### [WHAT TO WORK ON]
In the entries below, find every line with "稼轩长短句" and copy it.

### [EXERCISE MATERIALS]
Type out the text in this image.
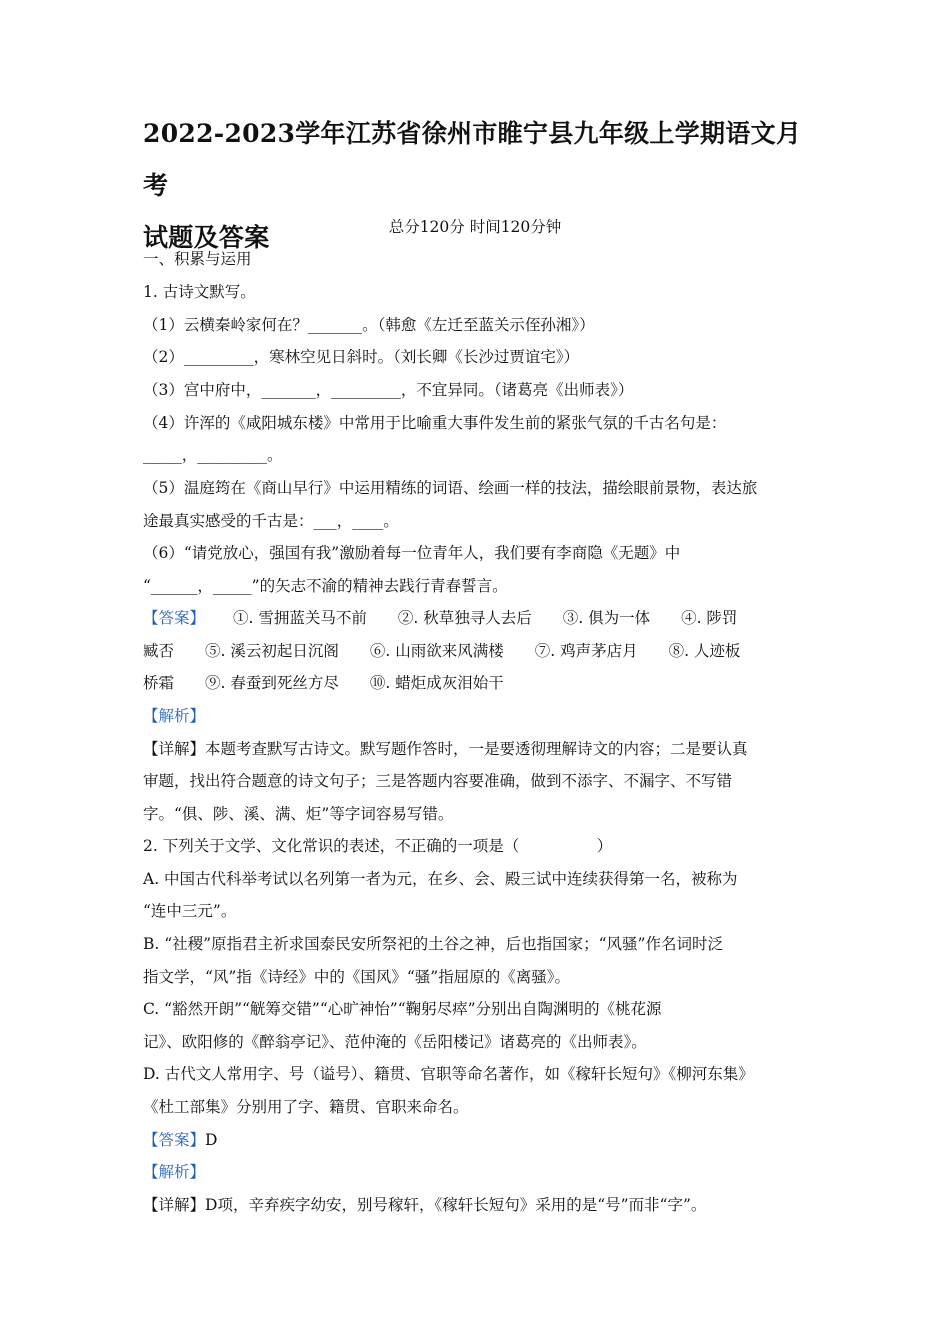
2022-2023学年江苏省徐州市睢宁县九年级上学期语文月考
试题及答案	总分120分 时间120分钟
一、积累与运用
1. 古诗文默写。
（1）云横秦岭家何在？_______。（韩愈《左迁至蓝关示侄孙湘》）
（2）_________，寒林空见日斜时。（刘长卿《长沙过贾谊宅》）
（3）宫中府中，_______，_________，不宜异同。（诸葛亮《出师表》）
（4）许浑的《咸阳城东楼》中常用于比喻重大事件发生前的紧张气氛的千古名句是：
_____，_________。
（5）温庭筠在《商山早行》中运用精练的词语、绘画一样的技法，描绘眼前景物，表达旅
途最真实感受的千古是：___，____。
（6）“请党放心，强国有我”激励着每一位青年人，我们要有李商隐《无题》中
“______，_____”的矢志不渝的精神去践行青春誓言。
【答案】 ①. 雪拥蓝关马不前　　②. 秋草独寻人去后　　③. 俱为一体　　④. 陟罚
臧否　　⑤. 溪云初起日沉阁　　⑥. 山雨欲来风满楼　　⑦. 鸡声茅店月　　⑧. 人迹板
桥霜　　⑨. 春蚕到死丝方尽　　⑩. 蜡炬成灰泪始干
【解析】
【详解】本题考查默写古诗文。默写题作答时，一是要透彻理解诗文的内容；二是要认真
审题，找出符合题意的诗文句子；三是答题内容要准确，做到不添字、不漏字、不写错
字。“俱、陟、溪、满、炬”等字词容易写错。
2. 下列关于文学、文化常识的表述，不正确的一项是（　　　　　）
A. 中国古代科举考试以名列第一者为元，在乡、会、殿三试中连续获得第一名，被称为
“连中三元”。
B. “社稷”原指君主祈求国泰民安所祭祀的土谷之神，后也指国家；“风骚”作名词时泛
指文学，“风”指《诗经》中的《国风》“骚”指屈原的《离骚》。
C. “豁然开朗”“觥筹交错”“心旷神怡”“鞠躬尽瘁”分别出自陶渊明的《桃花源
记》、欧阳修的《醉翁亭记》、范仲淹的《岳阳楼记》诸葛亮的《出师表》。
D. 古代文人常用字、号（谥号）、籍贯、官职等命名著作，如《稼轩长短句》《柳河东集》
《杜工部集》分别用了字、籍贯、官职来命名。
【答案】D
【解析】
【详解】D项，辛弃疾字幼安，别号稼轩，《稼轩长短句》采用的是“号”而非“字”。
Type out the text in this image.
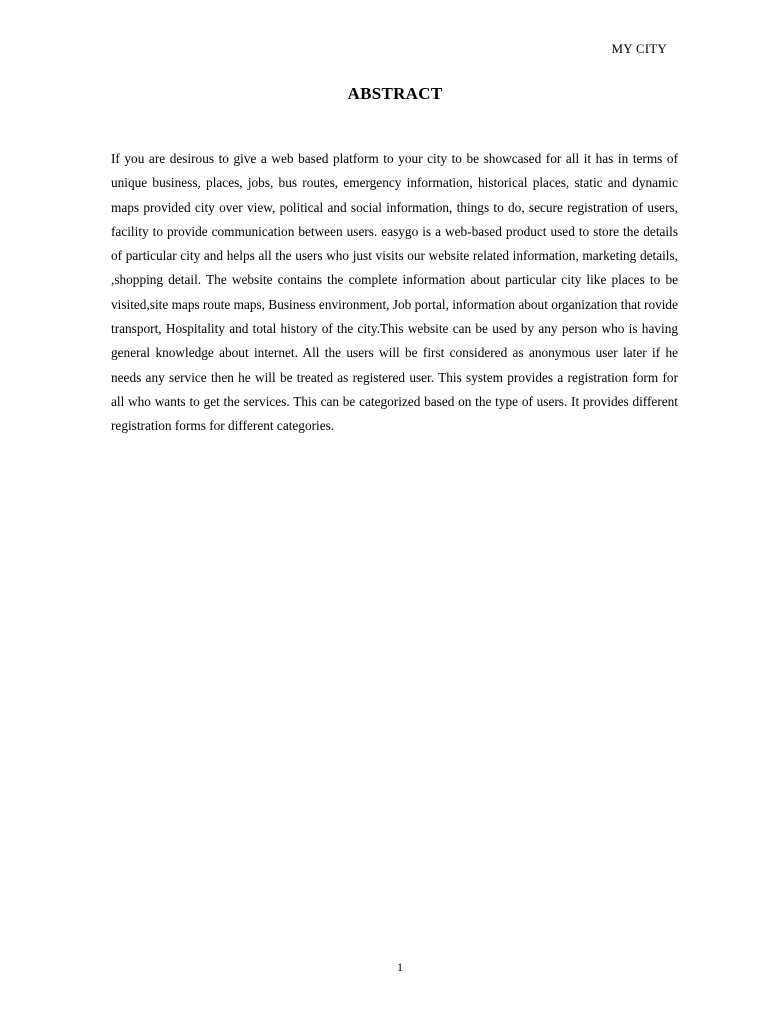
MY CITY
ABSTRACT

If you are desirous to give a web based platform to your city to be showcased for all it has in terms of unique business, places, jobs, bus routes, emergency information, historical places, static and dynamic maps provided city over view, political and social information, things to do, secure registration of users, facility to provide communication between users. easygo is a web-based product used to store the details of particular city and helps all the users who just visits our website related information, marketing details, ,shopping detail. The website contains the complete information about particular city like places to be visited,site maps route maps, Business environment, Job portal, information about organization that rovide transport, Hospitality and total history of the city.This website can be used by any person who is having general knowledge about internet. All the users will be first considered as anonymous user later if he needs any service then he will be treated as registered user. This system provides a registration form for all who wants to get the services. This can be categorized based on the type of users. It provides different registration forms for different categories.

1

### [REPLY]
D. 古代文人常用字、号（谥号）、籍贯、官职等命名著作，如《稼轩长短句》《柳河东集》
【详解】D项，辛弃疾字幼安，别号稼轩，《稼轩长短句》采用的是“号”而非“字”。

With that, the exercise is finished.